Extracted information:
>> Start
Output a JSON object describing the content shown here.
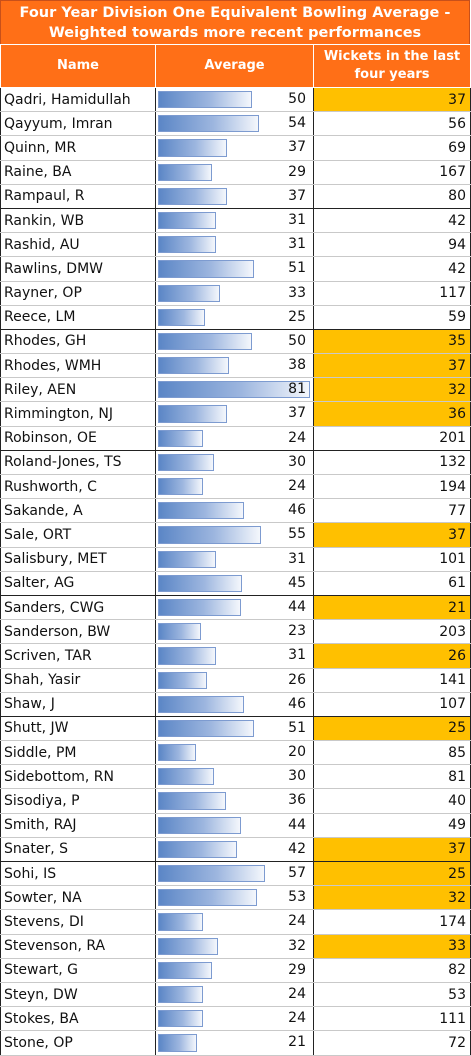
{
  "title": "Four Year Division One Equivalent Bowling Average - Weighted towards more recent performances",
  "headers": {
    "name": "Name",
    "average": "Average",
    "wickets": "Wickets in the last four years"
  },
  "colors": {
    "header_bg": "#ff6f17",
    "highlight": "#ffc000",
    "bar": "#5b86c6"
  },
  "bar_scale_max": 81,
  "rows": [
    {
      "name": "Qadri, Hamidullah",
      "average": "50",
      "wickets": "37",
      "highlight": true
    },
    {
      "name": "Qayyum, Imran",
      "average": "54",
      "wickets": "56",
      "highlight": false
    },
    {
      "name": "Quinn, MR",
      "average": "37",
      "wickets": "69",
      "highlight": false
    },
    {
      "name": "Raine, BA",
      "average": "29",
      "wickets": "167",
      "highlight": false
    },
    {
      "name": "Rampaul, R",
      "average": "37",
      "wickets": "80",
      "highlight": false,
      "group_end": true
    },
    {
      "name": "Rankin, WB",
      "average": "31",
      "wickets": "42",
      "highlight": false
    },
    {
      "name": "Rashid, AU",
      "average": "31",
      "wickets": "94",
      "highlight": false
    },
    {
      "name": "Rawlins, DMW",
      "average": "51",
      "wickets": "42",
      "highlight": false
    },
    {
      "name": "Rayner, OP",
      "average": "33",
      "wickets": "117",
      "highlight": false
    },
    {
      "name": "Reece, LM",
      "average": "25",
      "wickets": "59",
      "highlight": false,
      "group_end": true
    },
    {
      "name": "Rhodes, GH",
      "average": "50",
      "wickets": "35",
      "highlight": true
    },
    {
      "name": "Rhodes, WMH",
      "average": "38",
      "wickets": "37",
      "highlight": true
    },
    {
      "name": "Riley, AEN",
      "average": "81",
      "wickets": "32",
      "highlight": true
    },
    {
      "name": "Rimmington, NJ",
      "average": "37",
      "wickets": "36",
      "highlight": true
    },
    {
      "name": "Robinson, OE",
      "average": "24",
      "wickets": "201",
      "highlight": false,
      "group_end": true
    },
    {
      "name": "Roland-Jones, TS",
      "average": "30",
      "wickets": "132",
      "highlight": false
    },
    {
      "name": "Rushworth, C",
      "average": "24",
      "wickets": "194",
      "highlight": false
    },
    {
      "name": "Sakande, A",
      "average": "46",
      "wickets": "77",
      "highlight": false
    },
    {
      "name": "Sale, ORT",
      "average": "55",
      "wickets": "37",
      "highlight": true
    },
    {
      "name": "Salisbury, MET",
      "average": "31",
      "wickets": "101",
      "highlight": false
    },
    {
      "name": "Salter, AG",
      "average": "45",
      "wickets": "61",
      "highlight": false,
      "group_end": true
    },
    {
      "name": "Sanders, CWG",
      "average": "44",
      "wickets": "21",
      "highlight": true
    },
    {
      "name": "Sanderson, BW",
      "average": "23",
      "wickets": "203",
      "highlight": false
    },
    {
      "name": "Scriven, TAR",
      "average": "31",
      "wickets": "26",
      "highlight": true
    },
    {
      "name": "Shah, Yasir",
      "average": "26",
      "wickets": "141",
      "highlight": false
    },
    {
      "name": "Shaw, J",
      "average": "46",
      "wickets": "107",
      "highlight": false,
      "group_end": true
    },
    {
      "name": "Shutt, JW",
      "average": "51",
      "wickets": "25",
      "highlight": true
    },
    {
      "name": "Siddle, PM",
      "average": "20",
      "wickets": "85",
      "highlight": false
    },
    {
      "name": "Sidebottom, RN",
      "average": "30",
      "wickets": "81",
      "highlight": false
    },
    {
      "name": "Sisodiya, P",
      "average": "36",
      "wickets": "40",
      "highlight": false
    },
    {
      "name": "Smith, RAJ",
      "average": "44",
      "wickets": "49",
      "highlight": false
    },
    {
      "name": "Snater, S",
      "average": "42",
      "wickets": "37",
      "highlight": true,
      "group_end": true
    },
    {
      "name": "Sohi, IS",
      "average": "57",
      "wickets": "25",
      "highlight": true
    },
    {
      "name": "Sowter, NA",
      "average": "53",
      "wickets": "32",
      "highlight": true
    },
    {
      "name": "Stevens, DI",
      "average": "24",
      "wickets": "174",
      "highlight": false
    },
    {
      "name": "Stevenson, RA",
      "average": "32",
      "wickets": "33",
      "highlight": true
    },
    {
      "name": "Stewart, G",
      "average": "29",
      "wickets": "82",
      "highlight": false
    },
    {
      "name": "Steyn, DW",
      "average": "24",
      "wickets": "53",
      "highlight": false
    },
    {
      "name": "Stokes, BA",
      "average": "24",
      "wickets": "111",
      "highlight": false
    },
    {
      "name": "Stone, OP",
      "average": "21",
      "wickets": "72",
      "highlight": false
    }
  ]
}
>> End
What is being asked:
Replicate the material above verbatim; images stay out of the copy.

The reply:
Output a JSON object describing the content shown here.
{
  "title": "Four Year Division One Equivalent Bowling Average - Weighted towards more recent performances",
  "headers": {
    "name": "Name",
    "average": "Average",
    "wickets": "Wickets in the last four years"
  },
  "colors": {
    "header_bg": "#ff6f17",
    "highlight": "#ffc000",
    "bar": "#5b86c6"
  },
  "bar_scale_max": 81,
  "rows": [
    {
      "name": "Qadri, Hamidullah",
      "average": "50",
      "wickets": "37",
      "highlight": true
    },
    {
      "name": "Qayyum, Imran",
      "average": "54",
      "wickets": "56",
      "highlight": false
    },
    {
      "name": "Quinn, MR",
      "average": "37",
      "wickets": "69",
      "highlight": false
    },
    {
      "name": "Raine, BA",
      "average": "29",
      "wickets": "167",
      "highlight": false
    },
    {
      "name": "Rampaul, R",
      "average": "37",
      "wickets": "80",
      "highlight": false,
      "group_end": true
    },
    {
      "name": "Rankin, WB",
      "average": "31",
      "wickets": "42",
      "highlight": false
    },
    {
      "name": "Rashid, AU",
      "average": "31",
      "wickets": "94",
      "highlight": false
    },
    {
      "name": "Rawlins, DMW",
      "average": "51",
      "wickets": "42",
      "highlight": false
    },
    {
      "name": "Rayner, OP",
      "average": "33",
      "wickets": "117",
      "highlight": false
    },
    {
      "name": "Reece, LM",
      "average": "25",
      "wickets": "59",
      "highlight": false,
      "group_end": true
    },
    {
      "name": "Rhodes, GH",
      "average": "50",
      "wickets": "35",
      "highlight": true
    },
    {
      "name": "Rhodes, WMH",
      "average": "38",
      "wickets": "37",
      "highlight": true
    },
    {
      "name": "Riley, AEN",
      "average": "81",
      "wickets": "32",
      "highlight": true
    },
    {
      "name": "Rimmington, NJ",
      "average": "37",
      "wickets": "36",
      "highlight": true
    },
    {
      "name": "Robinson, OE",
      "average": "24",
      "wickets": "201",
      "highlight": false,
      "group_end": true
    },
    {
      "name": "Roland-Jones, TS",
      "average": "30",
      "wickets": "132",
      "highlight": false
    },
    {
      "name": "Rushworth, C",
      "average": "24",
      "wickets": "194",
      "highlight": false
    },
    {
      "name": "Sakande, A",
      "average": "46",
      "wickets": "77",
      "highlight": false
    },
    {
      "name": "Sale, ORT",
      "average": "55",
      "wickets": "37",
      "highlight": true
    },
    {
      "name": "Salisbury, MET",
      "average": "31",
      "wickets": "101",
      "highlight": false
    },
    {
      "name": "Salter, AG",
      "average": "45",
      "wickets": "61",
      "highlight": false,
      "group_end": true
    },
    {
      "name": "Sanders, CWG",
      "average": "44",
      "wickets": "21",
      "highlight": true
    },
    {
      "name": "Sanderson, BW",
      "average": "23",
      "wickets": "203",
      "highlight": false
    },
    {
      "name": "Scriven, TAR",
      "average": "31",
      "wickets": "26",
      "highlight": true
    },
    {
      "name": "Shah, Yasir",
      "average": "26",
      "wickets": "141",
      "highlight": false
    },
    {
      "name": "Shaw, J",
      "average": "46",
      "wickets": "107",
      "highlight": false,
      "group_end": true
    },
    {
      "name": "Shutt, JW",
      "average": "51",
      "wickets": "25",
      "highlight": true
    },
    {
      "name": "Siddle, PM",
      "average": "20",
      "wickets": "85",
      "highlight": false
    },
    {
      "name": "Sidebottom, RN",
      "average": "30",
      "wickets": "81",
      "highlight": false
    },
    {
      "name": "Sisodiya, P",
      "average": "36",
      "wickets": "40",
      "highlight": false
    },
    {
      "name": "Smith, RAJ",
      "average": "44",
      "wickets": "49",
      "highlight": false
    },
    {
      "name": "Snater, S",
      "average": "42",
      "wickets": "37",
      "highlight": true,
      "group_end": true
    },
    {
      "name": "Sohi, IS",
      "average": "57",
      "wickets": "25",
      "highlight": true
    },
    {
      "name": "Sowter, NA",
      "average": "53",
      "wickets": "32",
      "highlight": true
    },
    {
      "name": "Stevens, DI",
      "average": "24",
      "wickets": "174",
      "highlight": false
    },
    {
      "name": "Stevenson, RA",
      "average": "32",
      "wickets": "33",
      "highlight": true
    },
    {
      "name": "Stewart, G",
      "average": "29",
      "wickets": "82",
      "highlight": false
    },
    {
      "name": "Steyn, DW",
      "average": "24",
      "wickets": "53",
      "highlight": false
    },
    {
      "name": "Stokes, BA",
      "average": "24",
      "wickets": "111",
      "highlight": false
    },
    {
      "name": "Stone, OP",
      "average": "21",
      "wickets": "72",
      "highlight": false
    }
  ]
}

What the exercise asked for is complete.